EXERCISE OBJECTIVE: Transcribe the lines below verbatim, skipping the images.

[Stored records]
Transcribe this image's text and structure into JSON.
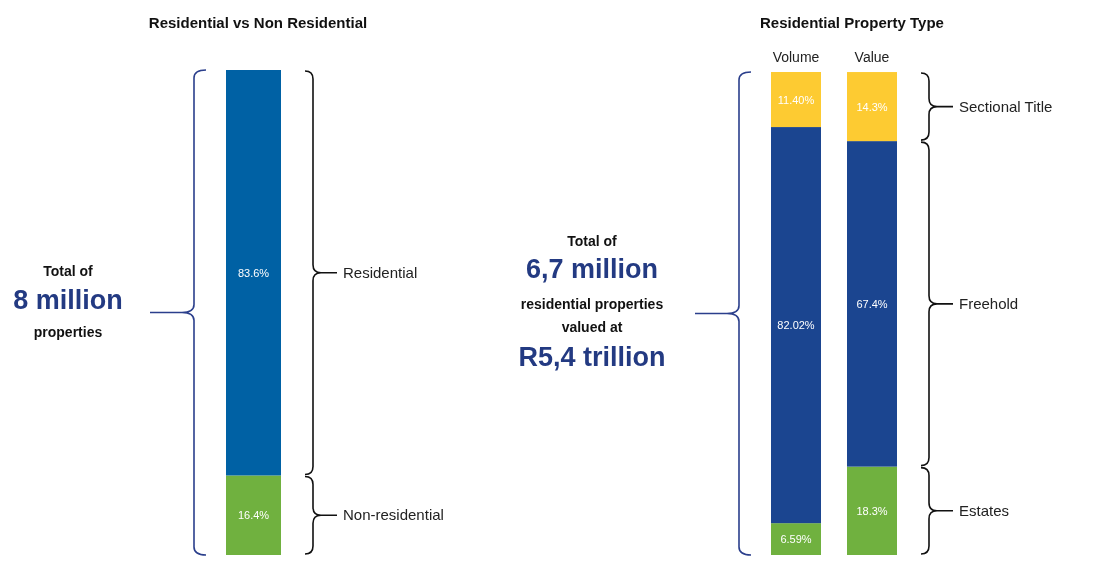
{
  "chart_data": [
    {
      "type": "bar",
      "title": "Residential vs Non Residential",
      "categories": [
        null
      ],
      "stacked": true,
      "series": [
        {
          "name": "Non-residential",
          "color": "#70b13f",
          "values": [
            16.4
          ],
          "value_labels": [
            "16.4%"
          ]
        },
        {
          "name": "Residential",
          "color": "#0061a4",
          "values": [
            83.6
          ],
          "value_labels": [
            "83.6%"
          ]
        }
      ],
      "annotations": [
        "Total of",
        "8 million",
        "properties"
      ]
    },
    {
      "type": "bar",
      "title": "Residential Property Type",
      "categories": [
        "Volume",
        "Value"
      ],
      "stacked": true,
      "series": [
        {
          "name": "Estates",
          "color": "#70b13f",
          "values": [
            6.59,
            18.3
          ],
          "value_labels": [
            "6.59%",
            "18.3%"
          ]
        },
        {
          "name": "Freehold",
          "color": "#1b4590",
          "values": [
            82.02,
            67.4
          ],
          "value_labels": [
            "82.02%",
            "67.4%"
          ]
        },
        {
          "name": "Sectional Title",
          "color": "#fdcb32",
          "values": [
            11.4,
            14.3
          ],
          "value_labels": [
            "11.40%",
            "14.3%"
          ]
        }
      ],
      "annotations": [
        "Total of",
        "6,7 million",
        "residential properties",
        "valued at",
        "R5,4 trillion"
      ]
    }
  ]
}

WRITTEN ANSWER:
Transcribe this image's text and structure into JSON.
{
  "chart_data": [
    {
      "type": "bar",
      "title": "Residential vs Non Residential",
      "categories": [
        null
      ],
      "stacked": true,
      "series": [
        {
          "name": "Non-residential",
          "color": "#70b13f",
          "values": [
            16.4
          ],
          "value_labels": [
            "16.4%"
          ]
        },
        {
          "name": "Residential",
          "color": "#0061a4",
          "values": [
            83.6
          ],
          "value_labels": [
            "83.6%"
          ]
        }
      ],
      "annotations": [
        "Total of",
        "8 million",
        "properties"
      ]
    },
    {
      "type": "bar",
      "title": "Residential Property Type",
      "categories": [
        "Volume",
        "Value"
      ],
      "stacked": true,
      "series": [
        {
          "name": "Estates",
          "color": "#70b13f",
          "values": [
            6.59,
            18.3
          ],
          "value_labels": [
            "6.59%",
            "18.3%"
          ]
        },
        {
          "name": "Freehold",
          "color": "#1b4590",
          "values": [
            82.02,
            67.4
          ],
          "value_labels": [
            "82.02%",
            "67.4%"
          ]
        },
        {
          "name": "Sectional Title",
          "color": "#fdcb32",
          "values": [
            11.4,
            14.3
          ],
          "value_labels": [
            "11.40%",
            "14.3%"
          ]
        }
      ],
      "annotations": [
        "Total of",
        "6,7 million",
        "residential properties",
        "valued at",
        "R5,4 trillion"
      ]
    }
  ]
}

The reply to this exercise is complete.